Your task is to transcribe the data in full.
--- Data rows ---
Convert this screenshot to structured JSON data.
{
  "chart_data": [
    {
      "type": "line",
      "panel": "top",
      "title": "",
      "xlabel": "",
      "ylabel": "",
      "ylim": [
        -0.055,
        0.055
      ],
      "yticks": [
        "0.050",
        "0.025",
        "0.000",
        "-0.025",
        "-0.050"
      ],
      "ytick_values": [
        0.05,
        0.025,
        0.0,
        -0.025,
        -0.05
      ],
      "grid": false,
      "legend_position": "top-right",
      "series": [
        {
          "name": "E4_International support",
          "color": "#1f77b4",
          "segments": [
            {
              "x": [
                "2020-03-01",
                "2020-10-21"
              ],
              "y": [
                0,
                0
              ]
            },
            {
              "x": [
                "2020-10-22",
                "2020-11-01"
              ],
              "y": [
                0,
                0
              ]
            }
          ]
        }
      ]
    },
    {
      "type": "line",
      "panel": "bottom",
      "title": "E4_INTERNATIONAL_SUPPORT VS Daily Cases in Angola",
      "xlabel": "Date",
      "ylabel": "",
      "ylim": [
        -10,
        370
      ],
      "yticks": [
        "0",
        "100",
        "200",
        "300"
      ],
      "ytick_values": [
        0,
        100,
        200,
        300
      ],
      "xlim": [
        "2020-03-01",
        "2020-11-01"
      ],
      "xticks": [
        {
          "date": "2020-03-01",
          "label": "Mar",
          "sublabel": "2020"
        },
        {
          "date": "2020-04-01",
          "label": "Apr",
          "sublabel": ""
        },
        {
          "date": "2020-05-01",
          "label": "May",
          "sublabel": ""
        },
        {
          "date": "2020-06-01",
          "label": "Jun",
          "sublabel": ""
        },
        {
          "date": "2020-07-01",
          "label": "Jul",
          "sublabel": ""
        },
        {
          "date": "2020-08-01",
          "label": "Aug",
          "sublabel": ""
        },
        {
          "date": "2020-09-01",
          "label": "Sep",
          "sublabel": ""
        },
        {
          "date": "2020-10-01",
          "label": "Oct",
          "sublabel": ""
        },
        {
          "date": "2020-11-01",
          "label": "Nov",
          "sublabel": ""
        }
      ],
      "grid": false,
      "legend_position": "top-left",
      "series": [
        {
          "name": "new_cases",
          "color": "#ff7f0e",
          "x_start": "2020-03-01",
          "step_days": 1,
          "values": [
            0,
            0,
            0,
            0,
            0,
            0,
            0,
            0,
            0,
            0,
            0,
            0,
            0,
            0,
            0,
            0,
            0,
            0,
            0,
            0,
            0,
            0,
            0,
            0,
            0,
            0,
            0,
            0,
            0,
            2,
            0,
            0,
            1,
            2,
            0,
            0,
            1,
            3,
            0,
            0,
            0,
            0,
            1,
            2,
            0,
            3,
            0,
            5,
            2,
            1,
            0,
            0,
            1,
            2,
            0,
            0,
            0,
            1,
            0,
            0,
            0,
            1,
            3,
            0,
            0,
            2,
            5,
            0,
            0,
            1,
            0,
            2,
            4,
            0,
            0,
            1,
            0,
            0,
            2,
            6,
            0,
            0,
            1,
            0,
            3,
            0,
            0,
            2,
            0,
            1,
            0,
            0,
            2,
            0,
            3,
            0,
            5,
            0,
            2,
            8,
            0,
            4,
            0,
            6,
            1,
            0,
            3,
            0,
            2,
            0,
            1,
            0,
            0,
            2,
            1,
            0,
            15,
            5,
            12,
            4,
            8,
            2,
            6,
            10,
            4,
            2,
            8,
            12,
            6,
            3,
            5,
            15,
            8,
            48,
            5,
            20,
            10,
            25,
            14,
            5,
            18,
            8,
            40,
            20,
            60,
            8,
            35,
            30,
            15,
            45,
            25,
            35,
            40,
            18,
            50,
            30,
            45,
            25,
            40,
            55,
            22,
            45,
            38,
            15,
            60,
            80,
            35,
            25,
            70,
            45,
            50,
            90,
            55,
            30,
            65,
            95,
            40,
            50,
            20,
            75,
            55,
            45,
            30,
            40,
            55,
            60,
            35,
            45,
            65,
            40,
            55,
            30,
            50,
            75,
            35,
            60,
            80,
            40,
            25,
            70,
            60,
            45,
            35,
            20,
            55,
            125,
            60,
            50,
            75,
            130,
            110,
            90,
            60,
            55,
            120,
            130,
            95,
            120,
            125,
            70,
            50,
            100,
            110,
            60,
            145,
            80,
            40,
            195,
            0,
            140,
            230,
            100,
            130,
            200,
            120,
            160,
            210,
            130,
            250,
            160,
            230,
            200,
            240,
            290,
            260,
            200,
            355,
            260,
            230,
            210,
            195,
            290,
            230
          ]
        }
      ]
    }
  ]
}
---
*Answer to the task*.
Convert this screenshot to structured JSON data.
{
  "chart_data": [
    {
      "type": "line",
      "panel": "top",
      "title": "",
      "xlabel": "",
      "ylabel": "",
      "ylim": [
        -0.055,
        0.055
      ],
      "yticks": [
        "0.050",
        "0.025",
        "0.000",
        "-0.025",
        "-0.050"
      ],
      "ytick_values": [
        0.05,
        0.025,
        0.0,
        -0.025,
        -0.05
      ],
      "grid": false,
      "legend_position": "top-right",
      "series": [
        {
          "name": "E4_International support",
          "color": "#1f77b4",
          "segments": [
            {
              "x": [
                "2020-03-01",
                "2020-10-21"
              ],
              "y": [
                0,
                0
              ]
            },
            {
              "x": [
                "2020-10-22",
                "2020-11-01"
              ],
              "y": [
                0,
                0
              ]
            }
          ]
        }
      ]
    },
    {
      "type": "line",
      "panel": "bottom",
      "title": "E4_INTERNATIONAL_SUPPORT VS Daily Cases in Angola",
      "xlabel": "Date",
      "ylabel": "",
      "ylim": [
        -10,
        370
      ],
      "yticks": [
        "0",
        "100",
        "200",
        "300"
      ],
      "ytick_values": [
        0,
        100,
        200,
        300
      ],
      "xlim": [
        "2020-03-01",
        "2020-11-01"
      ],
      "xticks": [
        {
          "date": "2020-03-01",
          "label": "Mar",
          "sublabel": "2020"
        },
        {
          "date": "2020-04-01",
          "label": "Apr",
          "sublabel": ""
        },
        {
          "date": "2020-05-01",
          "label": "May",
          "sublabel": ""
        },
        {
          "date": "2020-06-01",
          "label": "Jun",
          "sublabel": ""
        },
        {
          "date": "2020-07-01",
          "label": "Jul",
          "sublabel": ""
        },
        {
          "date": "2020-08-01",
          "label": "Aug",
          "sublabel": ""
        },
        {
          "date": "2020-09-01",
          "label": "Sep",
          "sublabel": ""
        },
        {
          "date": "2020-10-01",
          "label": "Oct",
          "sublabel": ""
        },
        {
          "date": "2020-11-01",
          "label": "Nov",
          "sublabel": ""
        }
      ],
      "grid": false,
      "legend_position": "top-left",
      "series": [
        {
          "name": "new_cases",
          "color": "#ff7f0e",
          "x_start": "2020-03-01",
          "step_days": 1,
          "values": [
            0,
            0,
            0,
            0,
            0,
            0,
            0,
            0,
            0,
            0,
            0,
            0,
            0,
            0,
            0,
            0,
            0,
            0,
            0,
            0,
            0,
            0,
            0,
            0,
            0,
            0,
            0,
            0,
            0,
            2,
            0,
            0,
            1,
            2,
            0,
            0,
            1,
            3,
            0,
            0,
            0,
            0,
            1,
            2,
            0,
            3,
            0,
            5,
            2,
            1,
            0,
            0,
            1,
            2,
            0,
            0,
            0,
            1,
            0,
            0,
            0,
            1,
            3,
            0,
            0,
            2,
            5,
            0,
            0,
            1,
            0,
            2,
            4,
            0,
            0,
            1,
            0,
            0,
            2,
            6,
            0,
            0,
            1,
            0,
            3,
            0,
            0,
            2,
            0,
            1,
            0,
            0,
            2,
            0,
            3,
            0,
            5,
            0,
            2,
            8,
            0,
            4,
            0,
            6,
            1,
            0,
            3,
            0,
            2,
            0,
            1,
            0,
            0,
            2,
            1,
            0,
            15,
            5,
            12,
            4,
            8,
            2,
            6,
            10,
            4,
            2,
            8,
            12,
            6,
            3,
            5,
            15,
            8,
            48,
            5,
            20,
            10,
            25,
            14,
            5,
            18,
            8,
            40,
            20,
            60,
            8,
            35,
            30,
            15,
            45,
            25,
            35,
            40,
            18,
            50,
            30,
            45,
            25,
            40,
            55,
            22,
            45,
            38,
            15,
            60,
            80,
            35,
            25,
            70,
            45,
            50,
            90,
            55,
            30,
            65,
            95,
            40,
            50,
            20,
            75,
            55,
            45,
            30,
            40,
            55,
            60,
            35,
            45,
            65,
            40,
            55,
            30,
            50,
            75,
            35,
            60,
            80,
            40,
            25,
            70,
            60,
            45,
            35,
            20,
            55,
            125,
            60,
            50,
            75,
            130,
            110,
            90,
            60,
            55,
            120,
            130,
            95,
            120,
            125,
            70,
            50,
            100,
            110,
            60,
            145,
            80,
            40,
            195,
            0,
            140,
            230,
            100,
            130,
            200,
            120,
            160,
            210,
            130,
            250,
            160,
            230,
            200,
            240,
            290,
            260,
            200,
            355,
            260,
            230,
            210,
            195,
            290,
            230
          ]
        }
      ]
    }
  ]
}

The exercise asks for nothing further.